Recorded data:
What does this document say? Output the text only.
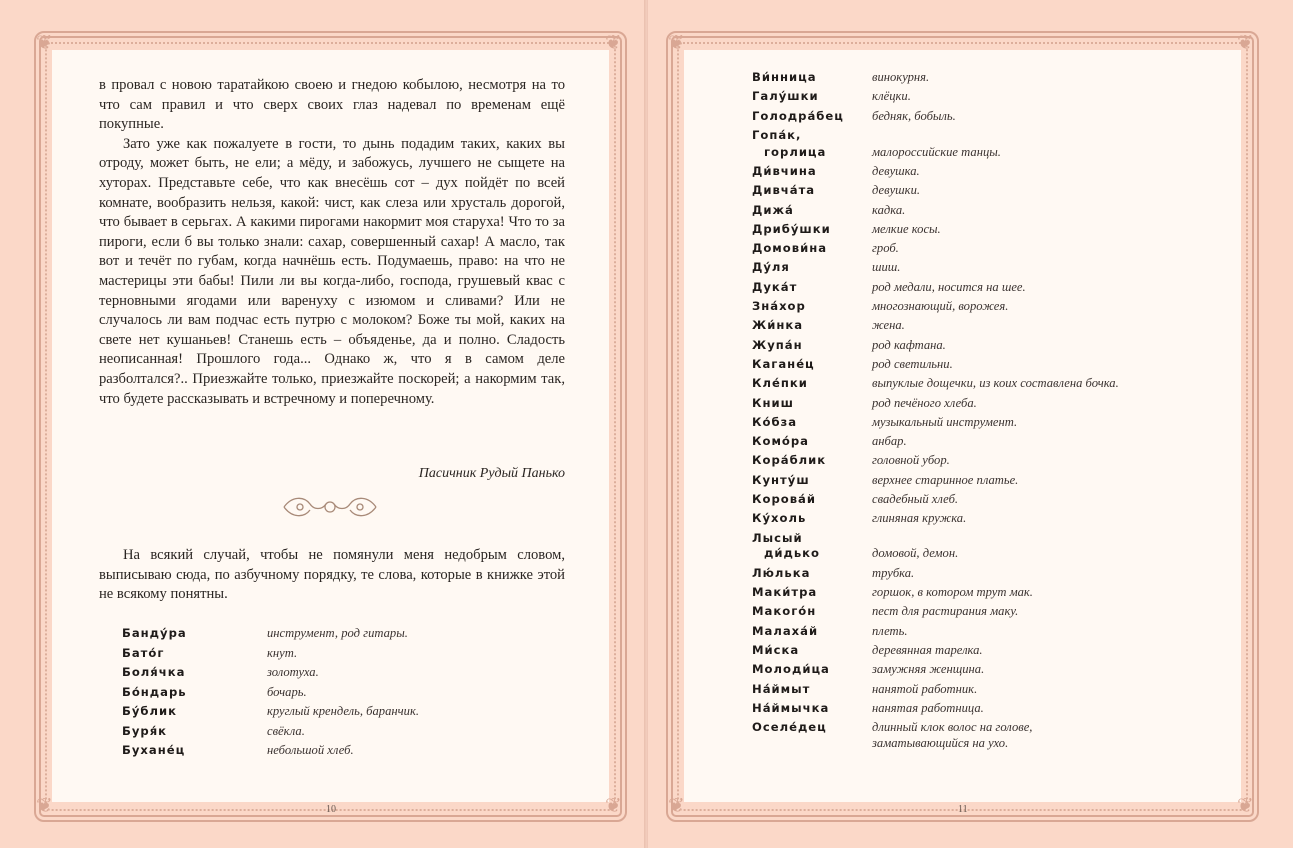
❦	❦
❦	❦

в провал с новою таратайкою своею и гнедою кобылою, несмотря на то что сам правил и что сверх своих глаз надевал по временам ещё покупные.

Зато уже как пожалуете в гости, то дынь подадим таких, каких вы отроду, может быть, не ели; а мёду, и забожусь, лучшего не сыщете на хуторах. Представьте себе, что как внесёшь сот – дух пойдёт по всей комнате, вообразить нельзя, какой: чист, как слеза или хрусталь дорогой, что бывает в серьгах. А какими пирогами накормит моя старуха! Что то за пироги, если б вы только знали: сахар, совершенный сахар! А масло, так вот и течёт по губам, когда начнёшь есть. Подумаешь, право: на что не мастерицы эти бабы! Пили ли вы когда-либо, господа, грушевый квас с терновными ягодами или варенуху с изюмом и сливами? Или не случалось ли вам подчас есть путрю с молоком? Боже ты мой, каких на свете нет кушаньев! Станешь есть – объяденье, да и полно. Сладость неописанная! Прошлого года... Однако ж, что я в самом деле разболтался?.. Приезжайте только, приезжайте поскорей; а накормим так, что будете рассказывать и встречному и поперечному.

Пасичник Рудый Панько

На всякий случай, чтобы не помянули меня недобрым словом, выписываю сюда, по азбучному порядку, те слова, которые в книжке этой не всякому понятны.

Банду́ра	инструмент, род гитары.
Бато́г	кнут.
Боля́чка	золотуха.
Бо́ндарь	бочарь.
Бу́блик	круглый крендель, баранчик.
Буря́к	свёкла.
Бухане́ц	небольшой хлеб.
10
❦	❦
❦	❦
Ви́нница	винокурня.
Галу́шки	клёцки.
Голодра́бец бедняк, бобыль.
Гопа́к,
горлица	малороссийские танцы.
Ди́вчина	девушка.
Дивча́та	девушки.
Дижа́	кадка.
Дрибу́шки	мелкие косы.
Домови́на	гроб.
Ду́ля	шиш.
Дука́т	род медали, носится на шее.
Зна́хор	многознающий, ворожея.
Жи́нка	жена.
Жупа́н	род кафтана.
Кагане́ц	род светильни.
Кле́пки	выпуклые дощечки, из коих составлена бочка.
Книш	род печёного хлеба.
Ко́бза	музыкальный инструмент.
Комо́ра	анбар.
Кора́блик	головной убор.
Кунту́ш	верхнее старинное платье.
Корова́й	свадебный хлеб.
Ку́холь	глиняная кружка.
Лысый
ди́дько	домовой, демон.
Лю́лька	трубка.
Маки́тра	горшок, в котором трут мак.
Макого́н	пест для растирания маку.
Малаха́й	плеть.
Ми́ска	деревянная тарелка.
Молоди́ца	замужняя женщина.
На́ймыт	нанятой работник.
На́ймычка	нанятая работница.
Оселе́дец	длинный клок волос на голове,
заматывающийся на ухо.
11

**WHAT THE TASK REQUIRES**.
Reproduce the material word for word, minus the images.

**ANSWER FOR THIS EXERCISE**.
What does this document say? Output the text only.
❦	❦
❦	❦

в провал с новою таратайкою своею и гнедою кобылою, несмотря на то что сам правил и что сверх своих глаз надевал по временам ещё покупные.

Зато уже как пожалуете в гости, то дынь подадим таких, каких вы отроду, может быть, не ели; а мёду, и забожусь, лучшего не сыщете на хуторах. Представьте себе, что как внесёшь сот – дух пойдёт по всей комнате, вообразить нельзя, какой: чист, как слеза или хрусталь дорогой, что бывает в серьгах. А какими пирогами накормит моя старуха! Что то за пироги, если б вы только знали: сахар, совершенный сахар! А масло, так вот и течёт по губам, когда начнёшь есть. Подумаешь, право: на что не мастерицы эти бабы! Пили ли вы когда-либо, господа, грушевый квас с терновными ягодами или варенуху с изюмом и сливами? Или не случалось ли вам подчас есть путрю с молоком? Боже ты мой, каких на свете нет кушаньев! Станешь есть – объяденье, да и полно. Сладость неописанная! Прошлого года... Однако ж, что я в самом деле разболтался?.. Приезжайте только, приезжайте поскорей; а накормим так, что будете рассказывать и встречному и поперечному.

Пасичник Рудый Панько

На всякий случай, чтобы не помянули меня недобрым словом, выписываю сюда, по азбучному порядку, те слова, которые в книжке этой не всякому понятны.

Банду́ра	инструмент, род гитары.
Бато́г	кнут.
Боля́чка	золотуха.
Бо́ндарь	бочарь.
Бу́блик	круглый крендель, баранчик.
Буря́к	свёкла.
Бухане́ц	небольшой хлеб.
10
❦	❦
❦	❦
Ви́нница	винокурня.
Галу́шки	клёцки.
Голодра́бец бедняк, бобыль.
Гопа́к,
горлица	малороссийские танцы.
Ди́вчина	девушка.
Дивча́та	девушки.
Дижа́	кадка.
Дрибу́шки	мелкие косы.
Домови́на	гроб.
Ду́ля	шиш.
Дука́т	род медали, носится на шее.
Зна́хор	многознающий, ворожея.
Жи́нка	жена.
Жупа́н	род кафтана.
Кагане́ц	род светильни.
Кле́пки	выпуклые дощечки, из коих составлена бочка.
Книш	род печёного хлеба.
Ко́бза	музыкальный инструмент.
Комо́ра	анбар.
Кора́блик	головной убор.
Кунту́ш	верхнее старинное платье.
Корова́й	свадебный хлеб.
Ку́холь	глиняная кружка.
Лысый
ди́дько	домовой, демон.
Лю́лька	трубка.
Маки́тра	горшок, в котором трут мак.
Макого́н	пест для растирания маку.
Малаха́й	плеть.
Ми́ска	деревянная тарелка.
Молоди́ца	замужняя женщина.
На́ймыт	нанятой работник.
На́ймычка	нанятая работница.
Оселе́дец	длинный клок волос на голове,
заматывающийся на ухо.
11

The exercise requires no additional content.